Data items
[start]
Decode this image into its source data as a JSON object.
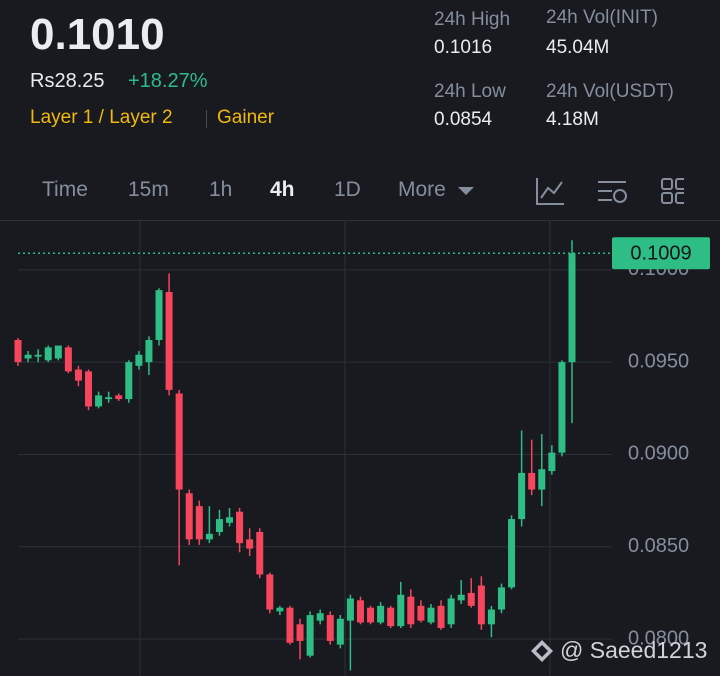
{
  "header": {
    "price": "0.1010",
    "fiat": "Rs28.25",
    "change": "+18.27%",
    "tags": [
      "Layer 1 / Layer 2",
      "Gainer"
    ],
    "stats": [
      {
        "label": "24h High",
        "value": "0.1016"
      },
      {
        "label": "24h Vol(INIT)",
        "value": "45.04M"
      },
      {
        "label": "24h Low",
        "value": "0.0854"
      },
      {
        "label": "24h Vol(USDT)",
        "value": "4.18M"
      }
    ]
  },
  "tabs": [
    "Time",
    "15m",
    "1h",
    "4h",
    "1D",
    "More"
  ],
  "watermark": "@ Saeed1213",
  "chart_data": {
    "type": "candlestick",
    "open": [
      0.0962,
      0.0952,
      0.0953,
      0.0951,
      0.0952,
      0.0958,
      0.0946,
      0.0945,
      0.0926,
      0.093,
      0.0932,
      0.093,
      0.0948,
      0.095,
      0.0962,
      0.0988,
      0.0933,
      0.0879,
      0.0872,
      0.0854,
      0.0858,
      0.0863,
      0.0869,
      0.0854,
      0.0858,
      0.0835,
      0.0815,
      0.0817,
      0.0808,
      0.0791,
      0.081,
      0.0813,
      0.0797,
      0.081,
      0.0821,
      0.0817,
      0.0809,
      0.0817,
      0.0807,
      0.0823,
      0.0818,
      0.0809,
      0.0818,
      0.0808,
      0.0821,
      0.0825,
      0.0829,
      0.0808,
      0.0816,
      0.0828,
      0.0865,
      0.089,
      0.0881,
      0.0891,
      0.0901,
      0.095
    ],
    "high": [
      0.0963,
      0.0956,
      0.0957,
      0.0959,
      0.0959,
      0.0959,
      0.0948,
      0.0946,
      0.0934,
      0.0934,
      0.0933,
      0.0951,
      0.0956,
      0.0964,
      0.099,
      0.0998,
      0.0935,
      0.0881,
      0.0875,
      0.0872,
      0.087,
      0.0871,
      0.0871,
      0.086,
      0.086,
      0.0836,
      0.0818,
      0.0818,
      0.0811,
      0.0815,
      0.0816,
      0.0815,
      0.0813,
      0.0824,
      0.0823,
      0.0818,
      0.082,
      0.0818,
      0.0831,
      0.0827,
      0.0821,
      0.0819,
      0.0821,
      0.0824,
      0.0832,
      0.0833,
      0.0834,
      0.0818,
      0.083,
      0.0867,
      0.0913,
      0.0908,
      0.0911,
      0.0905,
      0.0951,
      0.1016
    ],
    "low": [
      0.0948,
      0.095,
      0.095,
      0.095,
      0.0951,
      0.0944,
      0.0937,
      0.0924,
      0.0925,
      0.0928,
      0.0929,
      0.0928,
      0.0946,
      0.0943,
      0.0959,
      0.0932,
      0.084,
      0.0851,
      0.0851,
      0.0852,
      0.0856,
      0.0861,
      0.0847,
      0.0845,
      0.0833,
      0.0814,
      0.0813,
      0.0797,
      0.0789,
      0.079,
      0.0808,
      0.0797,
      0.0795,
      0.0783,
      0.0808,
      0.0808,
      0.0808,
      0.0806,
      0.0806,
      0.0806,
      0.0809,
      0.0808,
      0.0805,
      0.0806,
      0.0819,
      0.0817,
      0.0805,
      0.0801,
      0.0814,
      0.0827,
      0.0861,
      0.0878,
      0.0872,
      0.0889,
      0.0899,
      0.0917
    ],
    "close": [
      0.095,
      0.0954,
      0.0954,
      0.0958,
      0.0959,
      0.0945,
      0.094,
      0.0926,
      0.0932,
      0.0931,
      0.093,
      0.095,
      0.0954,
      0.0962,
      0.0989,
      0.0935,
      0.0881,
      0.0854,
      0.0854,
      0.0857,
      0.0865,
      0.0866,
      0.0852,
      0.0849,
      0.0835,
      0.0816,
      0.0817,
      0.0798,
      0.0799,
      0.0813,
      0.0814,
      0.0799,
      0.0811,
      0.0822,
      0.0809,
      0.0809,
      0.0818,
      0.0807,
      0.0824,
      0.0808,
      0.081,
      0.0817,
      0.0806,
      0.0822,
      0.0824,
      0.0818,
      0.0808,
      0.0816,
      0.0828,
      0.0865,
      0.089,
      0.0881,
      0.0892,
      0.0901,
      0.095,
      0.1009
    ],
    "up_color": "#2ebd85",
    "down_color": "#f6465d",
    "ylim": [
      0.078,
      0.1027
    ],
    "yticks": [
      {
        "value": 0.08,
        "label": "0.0800"
      },
      {
        "value": 0.085,
        "label": "0.0850"
      },
      {
        "value": 0.09,
        "label": "0.0900"
      },
      {
        "value": 0.095,
        "label": "0.0950"
      },
      {
        "value": 0.1,
        "label": "0.1000"
      }
    ],
    "grid": true,
    "last_price": 0.1009
  }
}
[end]
Required work>
Leave out the pictures and output every record above precisely as given.

Answer to the exercise>
Decode this image into its source data as a JSON object.
{
  "header": {
    "price": "0.1010",
    "fiat": "Rs28.25",
    "change": "+18.27%",
    "tags": [
      "Layer 1 / Layer 2",
      "Gainer"
    ],
    "stats": [
      {
        "label": "24h High",
        "value": "0.1016"
      },
      {
        "label": "24h Vol(INIT)",
        "value": "45.04M"
      },
      {
        "label": "24h Low",
        "value": "0.0854"
      },
      {
        "label": "24h Vol(USDT)",
        "value": "4.18M"
      }
    ]
  },
  "tabs": [
    "Time",
    "15m",
    "1h",
    "4h",
    "1D",
    "More"
  ],
  "watermark": "@ Saeed1213",
  "chart_data": {
    "type": "candlestick",
    "open": [
      0.0962,
      0.0952,
      0.0953,
      0.0951,
      0.0952,
      0.0958,
      0.0946,
      0.0945,
      0.0926,
      0.093,
      0.0932,
      0.093,
      0.0948,
      0.095,
      0.0962,
      0.0988,
      0.0933,
      0.0879,
      0.0872,
      0.0854,
      0.0858,
      0.0863,
      0.0869,
      0.0854,
      0.0858,
      0.0835,
      0.0815,
      0.0817,
      0.0808,
      0.0791,
      0.081,
      0.0813,
      0.0797,
      0.081,
      0.0821,
      0.0817,
      0.0809,
      0.0817,
      0.0807,
      0.0823,
      0.0818,
      0.0809,
      0.0818,
      0.0808,
      0.0821,
      0.0825,
      0.0829,
      0.0808,
      0.0816,
      0.0828,
      0.0865,
      0.089,
      0.0881,
      0.0891,
      0.0901,
      0.095
    ],
    "high": [
      0.0963,
      0.0956,
      0.0957,
      0.0959,
      0.0959,
      0.0959,
      0.0948,
      0.0946,
      0.0934,
      0.0934,
      0.0933,
      0.0951,
      0.0956,
      0.0964,
      0.099,
      0.0998,
      0.0935,
      0.0881,
      0.0875,
      0.0872,
      0.087,
      0.0871,
      0.0871,
      0.086,
      0.086,
      0.0836,
      0.0818,
      0.0818,
      0.0811,
      0.0815,
      0.0816,
      0.0815,
      0.0813,
      0.0824,
      0.0823,
      0.0818,
      0.082,
      0.0818,
      0.0831,
      0.0827,
      0.0821,
      0.0819,
      0.0821,
      0.0824,
      0.0832,
      0.0833,
      0.0834,
      0.0818,
      0.083,
      0.0867,
      0.0913,
      0.0908,
      0.0911,
      0.0905,
      0.0951,
      0.1016
    ],
    "low": [
      0.0948,
      0.095,
      0.095,
      0.095,
      0.0951,
      0.0944,
      0.0937,
      0.0924,
      0.0925,
      0.0928,
      0.0929,
      0.0928,
      0.0946,
      0.0943,
      0.0959,
      0.0932,
      0.084,
      0.0851,
      0.0851,
      0.0852,
      0.0856,
      0.0861,
      0.0847,
      0.0845,
      0.0833,
      0.0814,
      0.0813,
      0.0797,
      0.0789,
      0.079,
      0.0808,
      0.0797,
      0.0795,
      0.0783,
      0.0808,
      0.0808,
      0.0808,
      0.0806,
      0.0806,
      0.0806,
      0.0809,
      0.0808,
      0.0805,
      0.0806,
      0.0819,
      0.0817,
      0.0805,
      0.0801,
      0.0814,
      0.0827,
      0.0861,
      0.0878,
      0.0872,
      0.0889,
      0.0899,
      0.0917
    ],
    "close": [
      0.095,
      0.0954,
      0.0954,
      0.0958,
      0.0959,
      0.0945,
      0.094,
      0.0926,
      0.0932,
      0.0931,
      0.093,
      0.095,
      0.0954,
      0.0962,
      0.0989,
      0.0935,
      0.0881,
      0.0854,
      0.0854,
      0.0857,
      0.0865,
      0.0866,
      0.0852,
      0.0849,
      0.0835,
      0.0816,
      0.0817,
      0.0798,
      0.0799,
      0.0813,
      0.0814,
      0.0799,
      0.0811,
      0.0822,
      0.0809,
      0.0809,
      0.0818,
      0.0807,
      0.0824,
      0.0808,
      0.081,
      0.0817,
      0.0806,
      0.0822,
      0.0824,
      0.0818,
      0.0808,
      0.0816,
      0.0828,
      0.0865,
      0.089,
      0.0881,
      0.0892,
      0.0901,
      0.095,
      0.1009
    ],
    "up_color": "#2ebd85",
    "down_color": "#f6465d",
    "ylim": [
      0.078,
      0.1027
    ],
    "yticks": [
      {
        "value": 0.08,
        "label": "0.0800"
      },
      {
        "value": 0.085,
        "label": "0.0850"
      },
      {
        "value": 0.09,
        "label": "0.0900"
      },
      {
        "value": 0.095,
        "label": "0.0950"
      },
      {
        "value": 0.1,
        "label": "0.1000"
      }
    ],
    "grid": true,
    "last_price": 0.1009
  }
}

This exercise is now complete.